» **Exercise**:
From the listing below, pull each line that includes "Zonas".

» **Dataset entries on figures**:
——
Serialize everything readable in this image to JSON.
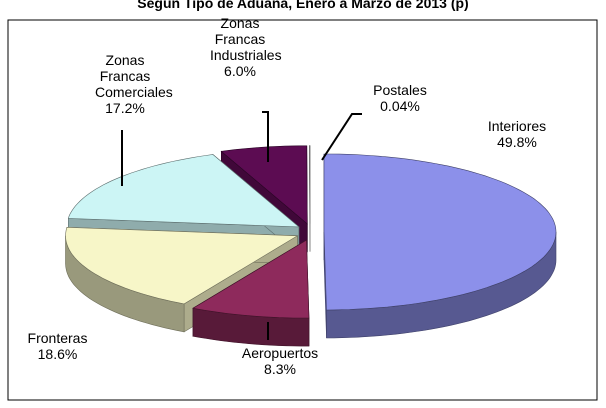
{
  "chart_data": {
    "type": "pie",
    "title": "Según Tipo de Aduana, Enero a Marzo de 2013 (p)",
    "categories": [
      "Interiores",
      "Aeropuertos",
      "Fronteras",
      "Zonas Francas Comerciales",
      "Zonas Francas Industriales",
      "Postales"
    ],
    "values": [
      49.8,
      8.3,
      18.6,
      17.2,
      6.0,
      0.04
    ],
    "value_labels": [
      "49.8%",
      "8.3%",
      "18.6%",
      "17.2%",
      "6.0%",
      "0.04%"
    ],
    "colors": [
      "#8c90ea",
      "#8e2a5c",
      "#f7f6c8",
      "#ccf5f5",
      "#5c0c52",
      "#f4f4f4"
    ]
  }
}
——
» **Answer for the task**:
      "Zonas Francas Comerciales",
      "Zonas Francas Industriales",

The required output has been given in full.